• _What is being asked_:
Identify the lines that contain the string "JSON" and copy all of them.
════════
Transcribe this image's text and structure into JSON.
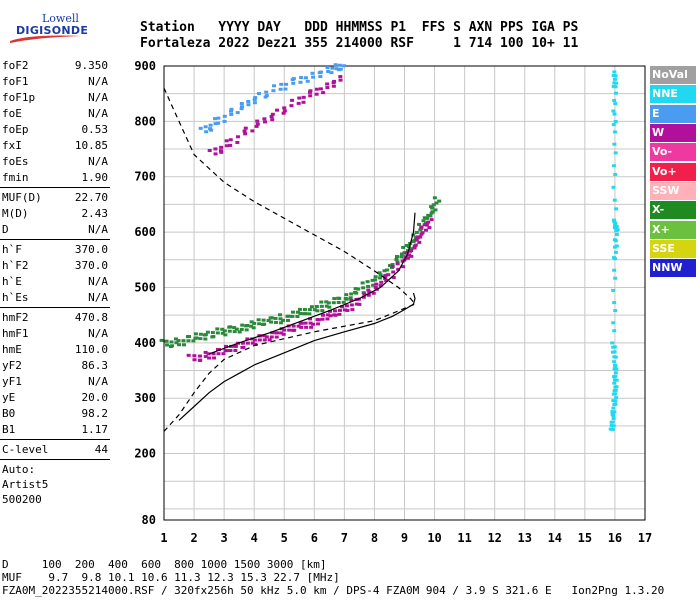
{
  "brand": {
    "line1": "Lowell",
    "line2": "DIGISONDE"
  },
  "header": {
    "labels_row": "Station   YYYY DAY   DDD HHMMSS P1  FFS S AXN PPS IGA PS",
    "values_row": "Fortaleza 2022 Dez21 355 214000 RSF     1 714 100 10+ 11"
  },
  "params": {
    "group1": [
      {
        "name": "foF2",
        "value": "9.350"
      },
      {
        "name": "foF1",
        "value": "N/A"
      },
      {
        "name": "foF1p",
        "value": "N/A"
      },
      {
        "name": "foE",
        "value": "N/A"
      },
      {
        "name": "foEp",
        "value": "0.53"
      },
      {
        "name": "fxI",
        "value": "10.85"
      },
      {
        "name": "foEs",
        "value": "N/A"
      },
      {
        "name": "fmin",
        "value": "1.90"
      }
    ],
    "group2": [
      {
        "name": "MUF(D)",
        "value": "22.70"
      },
      {
        "name": "M(D)",
        "value": "2.43"
      },
      {
        "name": "D",
        "value": "N/A"
      }
    ],
    "group3": [
      {
        "name": "h`F",
        "value": "370.0"
      },
      {
        "name": "h`F2",
        "value": "370.0"
      },
      {
        "name": "h`E",
        "value": "N/A"
      },
      {
        "name": "h`Es",
        "value": "N/A"
      }
    ],
    "group4": [
      {
        "name": "hmF2",
        "value": "470.8"
      },
      {
        "name": "hmF1",
        "value": "N/A"
      },
      {
        "name": "hmE",
        "value": "110.0"
      },
      {
        "name": "yF2",
        "value": "86.3"
      },
      {
        "name": "yF1",
        "value": "N/A"
      },
      {
        "name": "yE",
        "value": "20.0"
      },
      {
        "name": "B0",
        "value": "98.2"
      },
      {
        "name": "B1",
        "value": "1.17"
      }
    ],
    "group5": [
      {
        "name": "C-level",
        "value": "44"
      }
    ],
    "extra": [
      "Auto:",
      "Artist5",
      "500200"
    ]
  },
  "legend": [
    {
      "label": "NoVal",
      "color": "#a0a0a0"
    },
    {
      "label": "NNE",
      "color": "#22d8f0"
    },
    {
      "label": "E",
      "color": "#4a9cf0"
    },
    {
      "label": "W",
      "color": "#b0109a"
    },
    {
      "label": "Vo-",
      "color": "#ee3aa0"
    },
    {
      "label": "Vo+",
      "color": "#f0204a"
    },
    {
      "label": "SSW",
      "color": "#ffb0b8"
    },
    {
      "label": "X-",
      "color": "#1f8a1f"
    },
    {
      "label": "X+",
      "color": "#6cc040"
    },
    {
      "label": "SSE",
      "color": "#d4d410"
    },
    {
      "label": "NNW",
      "color": "#2020d0"
    }
  ],
  "footer": {
    "line1": "D     100  200  400  600  800 1000 1500 3000 [km]",
    "line2": "MUF    9.7  9.8 10.1 10.6 11.3 12.3 15.3 22.7 [MHz]",
    "line3": "FZA0M_2022355214000.RSF / 320fx256h 50 kHz 5.0 km / DPS-4 FZA0M 904 / 3.9 S 321.6 E   Ion2Png 1.3.20"
  },
  "chart_data": {
    "type": "scatter",
    "xlim": [
      1,
      17
    ],
    "ylim": [
      80,
      900
    ],
    "x_ticks": [
      1,
      2,
      3,
      4,
      5,
      6,
      7,
      8,
      9,
      10,
      11,
      12,
      13,
      14,
      15,
      16,
      17
    ],
    "y_ticks": [
      80,
      200,
      300,
      400,
      500,
      600,
      700,
      800,
      900
    ],
    "grid": true,
    "legend_position": "right",
    "traces": [
      {
        "name": "O-trace",
        "color": "#2a8a3a",
        "points": [
          [
            1.0,
            397
          ],
          [
            1.5,
            400
          ],
          [
            2.0,
            408
          ],
          [
            2.5,
            414
          ],
          [
            3.0,
            420
          ],
          [
            3.5,
            426
          ],
          [
            4.0,
            432
          ],
          [
            4.5,
            438
          ],
          [
            5.0,
            444
          ],
          [
            5.5,
            452
          ],
          [
            6.0,
            460
          ],
          [
            6.5,
            470
          ],
          [
            7.0,
            480
          ],
          [
            7.5,
            494
          ],
          [
            8.0,
            512
          ],
          [
            8.5,
            535
          ],
          [
            9.0,
            562
          ],
          [
            9.3,
            585
          ],
          [
            9.6,
            612
          ],
          [
            9.9,
            638
          ],
          [
            10.1,
            660
          ]
        ]
      },
      {
        "name": "X-trace",
        "color": "#b0109a",
        "points": [
          [
            1.9,
            370
          ],
          [
            2.5,
            376
          ],
          [
            3.0,
            385
          ],
          [
            3.5,
            394
          ],
          [
            4.0,
            403
          ],
          [
            4.5,
            412
          ],
          [
            5.0,
            420
          ],
          [
            5.5,
            428
          ],
          [
            6.0,
            437
          ],
          [
            6.5,
            448
          ],
          [
            7.0,
            460
          ],
          [
            7.5,
            475
          ],
          [
            8.0,
            498
          ],
          [
            8.5,
            520
          ],
          [
            9.0,
            548
          ],
          [
            9.3,
            570
          ],
          [
            9.6,
            598
          ],
          [
            9.9,
            625
          ]
        ]
      },
      {
        "name": "Spread-F",
        "color": "#4a9cf0",
        "points": [
          [
            2.3,
            780
          ],
          [
            2.8,
            800
          ],
          [
            3.5,
            822
          ],
          [
            4.2,
            845
          ],
          [
            5.0,
            864
          ],
          [
            5.8,
            880
          ],
          [
            6.6,
            893
          ],
          [
            7.0,
            898
          ]
        ]
      },
      {
        "name": "W-scatter",
        "color": "#b0109a",
        "points": [
          [
            2.6,
            740
          ],
          [
            3.2,
            760
          ],
          [
            4.0,
            790
          ],
          [
            4.8,
            815
          ],
          [
            5.6,
            840
          ],
          [
            6.3,
            860
          ],
          [
            7.0,
            878
          ]
        ]
      },
      {
        "name": "Vertical-16",
        "color": "#22d8f0",
        "points": [
          [
            15.9,
            240
          ],
          [
            15.95,
            270
          ],
          [
            16.0,
            300
          ],
          [
            16.02,
            330
          ],
          [
            16.0,
            360
          ],
          [
            15.95,
            400
          ],
          [
            16.0,
            550
          ],
          [
            16.05,
            600
          ],
          [
            16.0,
            620
          ],
          [
            15.98,
            780
          ],
          [
            16.0,
            860
          ],
          [
            16.0,
            890
          ]
        ]
      }
    ],
    "profile": {
      "color": "#000000",
      "points": [
        [
          1.5,
          260
        ],
        [
          2.0,
          285
        ],
        [
          2.5,
          310
        ],
        [
          3.0,
          330
        ],
        [
          3.5,
          345
        ],
        [
          4.0,
          360
        ],
        [
          5.0,
          382
        ],
        [
          6.0,
          404
        ],
        [
          7.0,
          420
        ],
        [
          8.0,
          435
        ],
        [
          8.6,
          448
        ],
        [
          9.0,
          460
        ],
        [
          9.3,
          470
        ],
        [
          9.35,
          480
        ],
        [
          9.3,
          490
        ]
      ]
    },
    "f2_curve": {
      "color": "#000000",
      "points": [
        [
          2.5,
          380
        ],
        [
          3.5,
          400
        ],
        [
          4.5,
          418
        ],
        [
          5.5,
          438
        ],
        [
          6.5,
          458
        ],
        [
          7.5,
          480
        ],
        [
          8.2,
          500
        ],
        [
          8.8,
          530
        ],
        [
          9.1,
          560
        ],
        [
          9.3,
          600
        ],
        [
          9.35,
          635
        ]
      ]
    },
    "dashed": {
      "color": "#000000",
      "points": [
        [
          1.0,
          860
        ],
        [
          1.5,
          800
        ],
        [
          2.0,
          740
        ],
        [
          3.0,
          690
        ],
        [
          4.0,
          655
        ],
        [
          5.0,
          625
        ],
        [
          6.0,
          595
        ],
        [
          7.0,
          565
        ],
        [
          8.0,
          530
        ],
        [
          8.8,
          500
        ],
        [
          9.2,
          480
        ],
        [
          9.35,
          470
        ],
        [
          8.0,
          440
        ],
        [
          6.0,
          420
        ],
        [
          4.0,
          395
        ],
        [
          3.0,
          370
        ],
        [
          2.5,
          345
        ],
        [
          2.0,
          310
        ],
        [
          1.5,
          270
        ],
        [
          1.0,
          240
        ]
      ]
    }
  }
}
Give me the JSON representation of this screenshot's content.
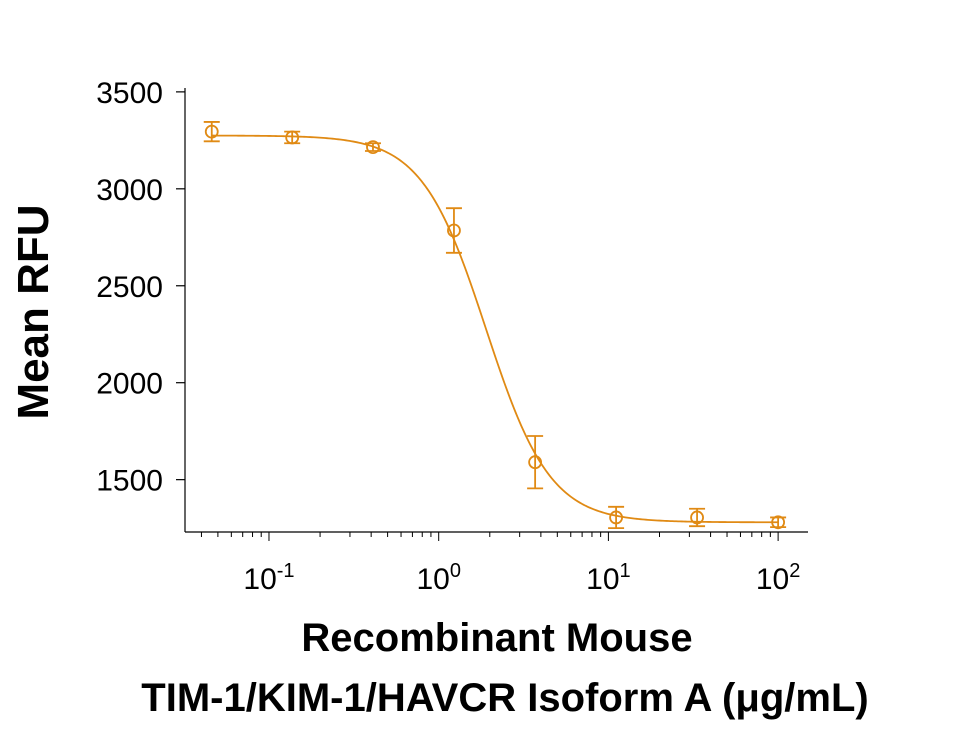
════════
• _In response_:
Transcribe this image's text and structure into JSON.
Give me the JSON representation of this screenshot's content.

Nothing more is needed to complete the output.